§ **Task instructions**
Put every line of the records below into a JSON list of strings, one string per line, with blank lines skipped. Leave the pictures out.

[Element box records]
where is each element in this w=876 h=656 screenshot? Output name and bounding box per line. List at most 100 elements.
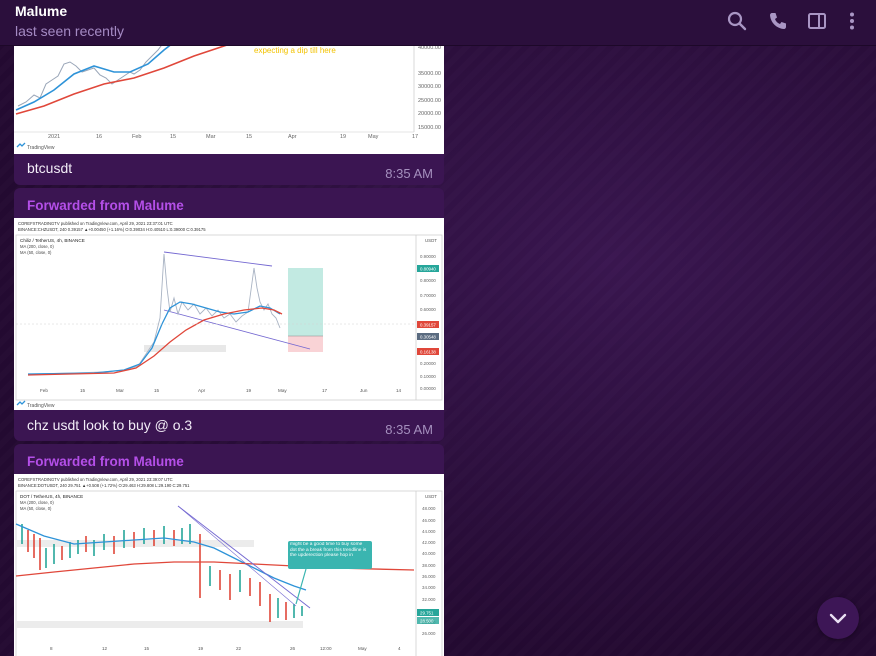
- svg-text:44.000: 44.000: [422, 529, 436, 534]
- svg-text:MA (200, close, 0): MA (200, close, 0): [20, 244, 54, 249]
- svg-text:12: 12: [102, 646, 108, 651]
- svg-text:BINANCE:CHZUSDT, 240 0.39157 ▲: BINANCE:CHZUSDT, 240 0.39157 ▲+0.00450 (…: [18, 227, 206, 232]
- price-axis: 40000.00 35000.00 30000.00 25000.00 2000…: [418, 45, 441, 131]
- svg-text:38.000: 38.000: [422, 563, 436, 568]
- svg-text:MA (50, close, 0): MA (50, close, 0): [20, 506, 52, 511]
- svg-text:Mar: Mar: [116, 388, 124, 393]
- svg-text:DOT / TetherUS, 4h, BINANCE: DOT / TetherUS, 4h, BINANCE: [20, 494, 83, 499]
- svg-text:0.80000: 0.80000: [420, 278, 436, 283]
- message-bubble[interactable]: Forwarded from Malume COREFXTRADINGTV pu…: [14, 188, 444, 441]
- svg-text:32.000: 32.000: [422, 597, 436, 602]
- svg-text:4: 4: [398, 646, 401, 651]
- message-caption: chz usdt look to buy @ o.3: [27, 417, 193, 433]
- svg-text:19: 19: [246, 388, 252, 393]
- svg-text:COREFXTRADINGTV published on T: COREFXTRADINGTV published on TradingView…: [18, 477, 173, 482]
- chart-image-dotusdt[interactable]: COREFXTRADINGTV published on TradingView…: [14, 474, 444, 656]
- svg-text:MA (50, close, 0): MA (50, close, 0): [20, 250, 52, 255]
- svg-text:16: 16: [96, 134, 102, 140]
- svg-text:26: 26: [290, 646, 296, 651]
- svg-text:COREFXTRADINGTV published on T: COREFXTRADINGTV published on TradingView…: [18, 221, 173, 226]
- sidebar-toggle-icon[interactable]: [806, 10, 828, 32]
- svg-text:42.000: 42.000: [422, 540, 436, 545]
- price-tags: 29.751 28.500: [417, 609, 439, 624]
- svg-text:14: 14: [396, 388, 402, 393]
- svg-text:USDT: USDT: [425, 238, 437, 243]
- svg-text:0.90000: 0.90000: [420, 254, 436, 259]
- svg-text:25000.00: 25000.00: [418, 98, 441, 104]
- svg-text:12:00: 12:00: [320, 646, 332, 651]
- date-axis: 2021 16 Feb 15 Mar 15 Apr 19 May 17: [48, 134, 418, 140]
- svg-text:8: 8: [50, 646, 53, 651]
- chart-annotation: expecting a dip till here: [254, 46, 336, 55]
- svg-text:26.000: 26.000: [422, 631, 436, 636]
- svg-text:May: May: [368, 134, 379, 140]
- svg-text:Apr: Apr: [198, 388, 206, 393]
- message-caption: btcusdt: [27, 160, 73, 176]
- svg-text:35000.00: 35000.00: [418, 71, 441, 77]
- chat-header: Malume last seen recently: [0, 0, 876, 46]
- chart-image-chzusdt[interactable]: COREFXTRADINGTV published on TradingView…: [14, 218, 444, 410]
- forwarded-label[interactable]: Forwarded from Malume: [27, 198, 184, 213]
- svg-text:2021: 2021: [48, 134, 60, 140]
- svg-text:0.00000: 0.00000: [420, 386, 436, 391]
- svg-text:USDT: USDT: [425, 494, 437, 499]
- svg-text:20000.00: 20000.00: [418, 111, 441, 117]
- phone-icon[interactable]: [767, 10, 789, 32]
- svg-text:Feb: Feb: [40, 388, 48, 393]
- stop-zone: [288, 336, 323, 352]
- svg-text:Mar: Mar: [206, 134, 216, 140]
- svg-text:May: May: [278, 388, 287, 393]
- svg-text:15000.00: 15000.00: [418, 125, 441, 131]
- search-icon[interactable]: [726, 10, 748, 32]
- tradingview-logo: TradingView: [16, 400, 55, 409]
- svg-text:BINANCE:DOTUSDT, 240 29.751 ▲+: BINANCE:DOTUSDT, 240 29.751 ▲+0.508 (+1.…: [18, 483, 190, 488]
- svg-text:TradingView: TradingView: [27, 403, 55, 409]
- contact-name[interactable]: Malume: [15, 3, 68, 19]
- svg-text:17: 17: [412, 134, 418, 140]
- svg-text:0.30548: 0.30548: [420, 335, 436, 340]
- svg-text:Apr: Apr: [288, 134, 297, 140]
- chart-callout-text: might be a good time to buy some dot the…: [290, 542, 367, 559]
- svg-text:TradingView: TradingView: [27, 145, 55, 151]
- price-tags: 0.80940 0.39157 0.30548 0.16138: [417, 265, 439, 355]
- svg-text:36.000: 36.000: [422, 574, 436, 579]
- svg-text:46.000: 46.000: [422, 518, 436, 523]
- svg-text:15: 15: [246, 134, 252, 140]
- scroll-to-bottom-button[interactable]: [817, 597, 859, 639]
- svg-text:19: 19: [198, 646, 204, 651]
- message-feed[interactable]: expecting a dip till here 40000.00 35000…: [14, 0, 444, 656]
- svg-text:17: 17: [322, 388, 328, 393]
- svg-text:15: 15: [144, 646, 150, 651]
- chevron-down-icon: [829, 613, 847, 624]
- svg-text:15: 15: [80, 388, 86, 393]
- svg-text:15: 15: [154, 388, 160, 393]
- forwarded-label[interactable]: Forwarded from Malume: [27, 454, 184, 469]
- svg-text:0.39157: 0.39157: [420, 323, 436, 328]
- message-time: 8:35 AM: [385, 166, 433, 181]
- target-zone: [288, 268, 323, 336]
- chart-callout-box: [288, 541, 372, 569]
- message-bubble[interactable]: Forwarded from Malume COREFXTRADINGTV pu…: [14, 444, 444, 656]
- svg-text:29.751: 29.751: [420, 611, 434, 616]
- tradingview-logo: TradingView: [16, 142, 55, 151]
- message-time: 8:35 AM: [385, 422, 433, 437]
- svg-text:40.000: 40.000: [422, 551, 436, 556]
- svg-text:0.20000: 0.20000: [420, 361, 436, 366]
- date-axis: 8 12 15 19 22 26 12:00 May 4: [50, 646, 401, 651]
- svg-text:Feb: Feb: [132, 134, 141, 140]
- svg-text:28.500: 28.500: [420, 619, 434, 624]
- svg-text:15: 15: [170, 134, 176, 140]
- svg-text:0.16138: 0.16138: [420, 350, 436, 355]
- svg-text:48.000: 48.000: [422, 506, 436, 511]
- svg-text:40000.00: 40000.00: [418, 45, 441, 51]
- svg-text:May: May: [358, 646, 367, 651]
- more-vertical-icon[interactable]: [841, 10, 863, 32]
- svg-text:22: 22: [236, 646, 242, 651]
- price-axis: 48.000 46.000 44.000 42.000 40.000 38.00…: [422, 506, 436, 636]
- svg-text:Chiliz / TetherUS, 4h, BINANCE: Chiliz / TetherUS, 4h, BINANCE: [20, 238, 85, 243]
- contact-status: last seen recently: [15, 23, 124, 39]
- svg-text:0.60000: 0.60000: [420, 307, 436, 312]
- svg-text:Jun: Jun: [360, 388, 368, 393]
- svg-text:MA (200, close, 0): MA (200, close, 0): [20, 500, 54, 505]
- svg-text:34.000: 34.000: [422, 585, 436, 590]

§ **Task answer**
[
  "where is each element in this w=876 h=656 screenshot? Output name and bounding box per line. List at most 100 elements.",
  "- svg-text:44.000: 44.000: [422, 529, 436, 534]",
  "- svg-text:MA (200, close, 0): MA (200, close, 0): [20, 244, 54, 249]",
  "- svg-text:12: 12: [102, 646, 108, 651]",
  "- svg-text:BINANCE:CHZUSDT, 240 0.39157 ▲: BINANCE:CHZUSDT, 240 0.39157 ▲+0.00450 (…: [18, 227, 206, 232]",
  "- price-axis: 40000.00 35000.00 30000.00 25000.00 2000…: [418, 45, 441, 131]",
  "- svg-text:38.000: 38.000: [422, 563, 436, 568]",
  "- svg-text:MA (50, close, 0): MA (50, close, 0): [20, 506, 52, 511]",
  "- svg-text:Mar: Mar: [116, 388, 124, 393]",
  "- svg-text:DOT / TetherUS, 4h, BINANCE: DOT / TetherUS, 4h, BINANCE: [20, 494, 83, 499]",
  "- svg-text:0.80000: 0.80000: [420, 278, 436, 283]",
  "- message-bubble[interactable]: Forwarded from Malume COREFXTRADINGTV pu…: [14, 188, 444, 441]",
  "- svg-text:32.000: 32.000: [422, 597, 436, 602]",
  "- svg-text:4: 4: [398, 646, 401, 651]",
  "- message-caption: chz usdt look to buy @ o.3: [27, 417, 193, 433]",
  "- svg-text:19: 19: [246, 388, 252, 393]",
  "- svg-text:COREFXTRADINGTV published on T: COREFXTRADINGTV published on TradingView…: [18, 477, 173, 482]",
  "- chart-image-dotusdt[interactable]: COREFXTRADINGTV published on TradingView…: [14, 474, 444, 656]",
  "- svg-text:MA (50, close, 0): MA (50, close, 0): [20, 250, 52, 255]",
  "- svg-text:16: 16: [96, 134, 102, 140]",
  "- svg-text:26: 26: [290, 646, 296, 651]",
  "- svg-text:COREFXTRADINGTV published on T: COREFXTRADINGTV published on TradingView…: [18, 221, 173, 226]",
  "- sidebar-toggle-icon[interactable]: [806, 10, 828, 32]",
  "- svg-text:42.000: 42.000: [422, 540, 436, 545]",
  "- price-tags: 29.751 28.500: [417, 609, 439, 624]",
  "- svg-text:14: 14: [396, 388, 402, 393]",
  "- svg-text:USDT: USDT: [425, 238, 437, 243]",
  "- svg-text:0.90000: 0.90000: [420, 254, 436, 259]",
  "- svg-text:25000.00: 25000.00: [418, 98, 441, 104]",
  "- svg-text:12:00: 12:00: [320, 646, 332, 651]",
  "- date-axis: 2021 16 Feb 15 Mar 15 Apr 19 May 17: [48, 134, 418, 140]",
  "- svg-text:8: 8: [50, 646, 53, 651]",
  "- chart-annotation: expecting a dip till here: [254, 46, 336, 55]",
  "- svg-text:26.000: 26.000: [422, 631, 436, 636]",
  "- svg-text:May: May: [368, 134, 379, 140]",
  "- svg-text:Apr: Apr: [198, 388, 206, 393]",
  "- message-caption: btcusdt: [27, 160, 73, 176]",
  "- svg-text:35000.00: 35000.00: [418, 71, 441, 77]",
  "- chat-header: Malume last seen recently: [0, 0, 876, 46]",
  "- chart-image-chzusdt[interactable]: COREFXTRADINGTV published on TradingView…: [14, 218, 444, 410]",
  "- forwarded-label[interactable]: Forwarded from Malume: [27, 198, 184, 213]",
  "- svg-text:2021: 2021: [48, 134, 60, 140]",
  "- svg-text:0.00000: 0.00000: [420, 386, 436, 391]",
  "- svg-text:USDT: USDT: [425, 494, 437, 499]",
  "- svg-text:20000.00: 20000.00: [418, 111, 441, 117]",
  "- phone-icon[interactable]: [767, 10, 789, 32]",
  "- svg-text:Feb: Feb: [40, 388, 48, 393]",
  "- stop-zone: [288, 336, 323, 352]",
  "- svg-text:Mar: Mar: [206, 134, 216, 140]",
  "- svg-text:May: May: [278, 388, 287, 393]",
  "- svg-text:15000.00: 15000.00: [418, 125, 441, 131]",
  "- search-icon[interactable]: [726, 10, 748, 32]",
  "- tradingview-logo: TradingView: [16, 400, 55, 409]",
  "- svg-text:BINANCE:DOTUSDT, 240 29.751 ▲+: BINANCE:DOTUSDT, 240 29.751 ▲+0.508 (+1.…: [18, 483, 190, 488]",
  "- svg-text:TradingView: TradingView: [27, 403, 55, 409]",
  "- contact-name[interactable]: Malume: [15, 3, 68, 19]",
  "- svg-text:17: 17: [412, 134, 418, 140]",
  "- svg-text:0.30548: 0.30548: [420, 335, 436, 340]",
  "- svg-text:Apr: Apr: [288, 134, 297, 140]",
  "- chart-callout-text: might be a good time to buy some dot the…: [290, 542, 367, 559]",
  "- svg-text:TradingView: TradingView: [27, 145, 55, 151]",
  "- price-tags: 0.80940 0.39157 0.30548 0.16138: [417, 265, 439, 355]",
  "- svg-text:36.000: 36.000: [422, 574, 436, 579]",
  "- svg-text:46.000: 46.000: [422, 518, 436, 523]",
  "- svg-text:15: 15: [246, 134, 252, 140]",
  "- scroll-to-bottom-button[interactable]: [817, 597, 859, 639]",
  "- svg-text:19: 19: [198, 646, 204, 651]",
  "- message-feed[interactable]: expecting a dip till here 40000.00 35000…: [14, 0, 444, 656]",
  "- svg-text:17: 17: [322, 388, 328, 393]",
  "- svg-text:15: 15: [144, 646, 150, 651]",
  "- chevron-down-icon: [829, 613, 847, 624]",
  "- svg-text:15: 15: [80, 388, 86, 393]",
  "- svg-text:15: 15: [154, 388, 160, 393]",
  "- forwarded-label[interactable]: Forwarded from Malume: [27, 454, 184, 469]",
  "- svg-text:0.39157: 0.39157: [420, 323, 436, 328]",
  "- message-time: 8:35 AM: [385, 166, 433, 181]",
  "- target-zone: [288, 268, 323, 336]",
  "- chart-callout-box: [288, 541, 372, 569]",
  "- message-bubble[interactable]: Forwarded from Malume COREFXTRADINGTV pu…: [14, 444, 444, 656]",
  "- svg-text:29.751: 29.751: [420, 611, 434, 616]",
  "- tradingview-logo: TradingView: [16, 142, 55, 151]",
  "- message-time: 8:35 AM: [385, 422, 433, 437]",
  "- svg-text:40.000: 40.000: [422, 551, 436, 556]",
  "- svg-text:0.20000: 0.20000: [420, 361, 436, 366]",
  "- date-axis: 8 12 15 19 22 26 12:00 May 4: [50, 646, 401, 651]",
  "- svg-text:Feb: Feb: [132, 134, 141, 140]",
  "- svg-text:28.500: 28.500: [420, 619, 434, 624]",
  "- svg-text:15: 15: [170, 134, 176, 140]",
  "- svg-text:0.16138: 0.16138: [420, 350, 436, 355]",
  "- svg-text:48.000: 48.000: [422, 506, 436, 511]",
  "- svg-text:40000.00: 40000.00: [418, 45, 441, 51]",
  "- svg-text:May: May: [358, 646, 367, 651]",
  "- more-vertical-icon[interactable]: [841, 10, 863, 32]",
  "- svg-text:22: 22: [236, 646, 242, 651]",
  "- price-axis: 48.000 46.000 44.000 42.000 40.000 38.00…: [422, 506, 436, 636]",
  "- svg-text:Chiliz / TetherUS, 4h, BINANCE: Chiliz / TetherUS, 4h, BINANCE: [20, 238, 85, 243]",
  "- contact-status: last seen recently: [15, 23, 124, 39]",
  "- svg-text:0.60000: 0.60000: [420, 307, 436, 312]",
  "- svg-text:Jun: Jun: [360, 388, 368, 393]",
  "- svg-text:MA (200, close, 0): MA (200, close, 0): [20, 500, 54, 505]",
  "- svg-text:34.000: 34.000: [422, 585, 436, 590]"
]